_THE PROBLEM_
Below are the records. List every line holding the word "ylabel".

_SUPPLIED DATA_
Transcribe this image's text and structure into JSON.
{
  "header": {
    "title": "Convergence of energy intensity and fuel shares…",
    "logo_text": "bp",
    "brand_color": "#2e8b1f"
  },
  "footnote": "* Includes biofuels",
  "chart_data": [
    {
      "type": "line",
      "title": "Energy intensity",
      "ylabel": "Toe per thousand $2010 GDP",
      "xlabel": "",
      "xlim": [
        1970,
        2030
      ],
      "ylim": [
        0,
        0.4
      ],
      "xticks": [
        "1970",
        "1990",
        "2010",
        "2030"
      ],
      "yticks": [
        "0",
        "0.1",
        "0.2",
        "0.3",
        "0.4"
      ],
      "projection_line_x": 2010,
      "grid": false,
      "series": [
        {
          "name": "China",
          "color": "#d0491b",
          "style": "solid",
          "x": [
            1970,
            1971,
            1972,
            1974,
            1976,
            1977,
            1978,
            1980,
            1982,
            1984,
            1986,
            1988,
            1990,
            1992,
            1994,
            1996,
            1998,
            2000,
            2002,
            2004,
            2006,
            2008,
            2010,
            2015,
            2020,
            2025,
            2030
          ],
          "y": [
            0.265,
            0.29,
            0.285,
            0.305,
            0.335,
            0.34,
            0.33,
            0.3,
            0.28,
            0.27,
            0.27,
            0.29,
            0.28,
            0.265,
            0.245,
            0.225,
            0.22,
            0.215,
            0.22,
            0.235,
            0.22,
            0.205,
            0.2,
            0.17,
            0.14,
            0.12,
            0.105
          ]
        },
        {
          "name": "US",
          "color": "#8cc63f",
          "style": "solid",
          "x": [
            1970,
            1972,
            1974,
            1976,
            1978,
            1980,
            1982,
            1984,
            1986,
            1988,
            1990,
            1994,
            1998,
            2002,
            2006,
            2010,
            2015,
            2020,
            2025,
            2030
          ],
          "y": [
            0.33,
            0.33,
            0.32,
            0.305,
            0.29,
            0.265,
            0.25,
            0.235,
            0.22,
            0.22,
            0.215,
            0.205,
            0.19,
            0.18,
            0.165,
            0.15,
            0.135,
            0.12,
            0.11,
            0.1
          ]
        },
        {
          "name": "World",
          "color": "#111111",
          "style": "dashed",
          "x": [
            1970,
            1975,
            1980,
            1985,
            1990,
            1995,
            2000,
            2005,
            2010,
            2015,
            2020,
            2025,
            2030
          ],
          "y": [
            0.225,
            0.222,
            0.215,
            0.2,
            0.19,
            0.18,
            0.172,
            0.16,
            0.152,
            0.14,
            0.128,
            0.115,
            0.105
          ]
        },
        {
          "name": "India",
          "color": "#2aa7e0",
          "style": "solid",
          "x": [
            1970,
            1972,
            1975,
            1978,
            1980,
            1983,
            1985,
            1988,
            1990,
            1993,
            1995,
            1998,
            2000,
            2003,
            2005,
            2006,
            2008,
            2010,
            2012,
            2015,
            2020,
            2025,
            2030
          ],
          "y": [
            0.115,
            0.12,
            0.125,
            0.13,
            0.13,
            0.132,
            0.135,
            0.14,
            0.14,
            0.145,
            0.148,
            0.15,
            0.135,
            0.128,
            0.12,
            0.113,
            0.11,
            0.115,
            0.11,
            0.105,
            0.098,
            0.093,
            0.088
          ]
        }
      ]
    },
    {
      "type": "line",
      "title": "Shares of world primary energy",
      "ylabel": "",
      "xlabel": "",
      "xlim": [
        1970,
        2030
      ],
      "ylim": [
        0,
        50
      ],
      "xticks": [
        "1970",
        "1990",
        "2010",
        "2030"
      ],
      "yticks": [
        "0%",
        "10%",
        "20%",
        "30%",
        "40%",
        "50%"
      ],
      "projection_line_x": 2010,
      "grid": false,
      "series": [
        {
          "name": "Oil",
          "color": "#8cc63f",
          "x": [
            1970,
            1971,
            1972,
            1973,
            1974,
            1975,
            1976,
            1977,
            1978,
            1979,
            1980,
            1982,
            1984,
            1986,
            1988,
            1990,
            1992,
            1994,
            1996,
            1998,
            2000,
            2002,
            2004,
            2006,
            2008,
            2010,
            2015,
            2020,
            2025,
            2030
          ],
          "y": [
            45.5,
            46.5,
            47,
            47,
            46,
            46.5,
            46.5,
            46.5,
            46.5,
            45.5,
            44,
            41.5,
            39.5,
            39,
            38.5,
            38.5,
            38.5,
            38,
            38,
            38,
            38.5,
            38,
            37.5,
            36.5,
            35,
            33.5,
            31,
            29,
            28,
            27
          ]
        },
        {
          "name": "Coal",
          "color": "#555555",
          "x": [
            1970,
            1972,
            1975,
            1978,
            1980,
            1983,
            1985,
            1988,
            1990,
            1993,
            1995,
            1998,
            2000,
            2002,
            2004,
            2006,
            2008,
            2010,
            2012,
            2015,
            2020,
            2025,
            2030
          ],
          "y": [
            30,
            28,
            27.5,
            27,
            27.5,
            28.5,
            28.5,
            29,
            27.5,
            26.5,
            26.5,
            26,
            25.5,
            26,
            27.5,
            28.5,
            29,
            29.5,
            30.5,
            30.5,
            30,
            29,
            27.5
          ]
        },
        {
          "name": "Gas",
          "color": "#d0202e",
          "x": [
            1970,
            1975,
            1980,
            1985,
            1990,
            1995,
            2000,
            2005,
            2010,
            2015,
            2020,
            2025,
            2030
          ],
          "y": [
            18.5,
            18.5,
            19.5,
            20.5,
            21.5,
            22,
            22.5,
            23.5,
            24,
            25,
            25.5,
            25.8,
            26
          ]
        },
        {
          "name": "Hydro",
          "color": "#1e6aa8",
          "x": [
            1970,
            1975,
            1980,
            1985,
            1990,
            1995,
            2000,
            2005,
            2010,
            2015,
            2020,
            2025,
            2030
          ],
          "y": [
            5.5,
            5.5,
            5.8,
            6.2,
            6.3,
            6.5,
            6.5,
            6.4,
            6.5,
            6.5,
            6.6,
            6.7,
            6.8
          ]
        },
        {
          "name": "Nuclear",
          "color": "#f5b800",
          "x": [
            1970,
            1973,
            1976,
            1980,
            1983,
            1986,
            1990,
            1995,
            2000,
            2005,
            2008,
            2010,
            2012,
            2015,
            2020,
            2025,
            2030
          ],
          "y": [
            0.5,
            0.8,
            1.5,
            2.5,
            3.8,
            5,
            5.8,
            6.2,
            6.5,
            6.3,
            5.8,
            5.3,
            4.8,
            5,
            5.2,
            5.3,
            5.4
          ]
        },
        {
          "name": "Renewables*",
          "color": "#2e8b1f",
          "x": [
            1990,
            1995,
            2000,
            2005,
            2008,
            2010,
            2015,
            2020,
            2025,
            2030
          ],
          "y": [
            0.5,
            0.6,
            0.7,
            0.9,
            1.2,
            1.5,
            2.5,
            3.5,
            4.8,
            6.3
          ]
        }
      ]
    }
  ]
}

_EXERCISE OUTPUT_
      "ylabel": "Toe per thousand $2010 GDP",
      "ylabel": "",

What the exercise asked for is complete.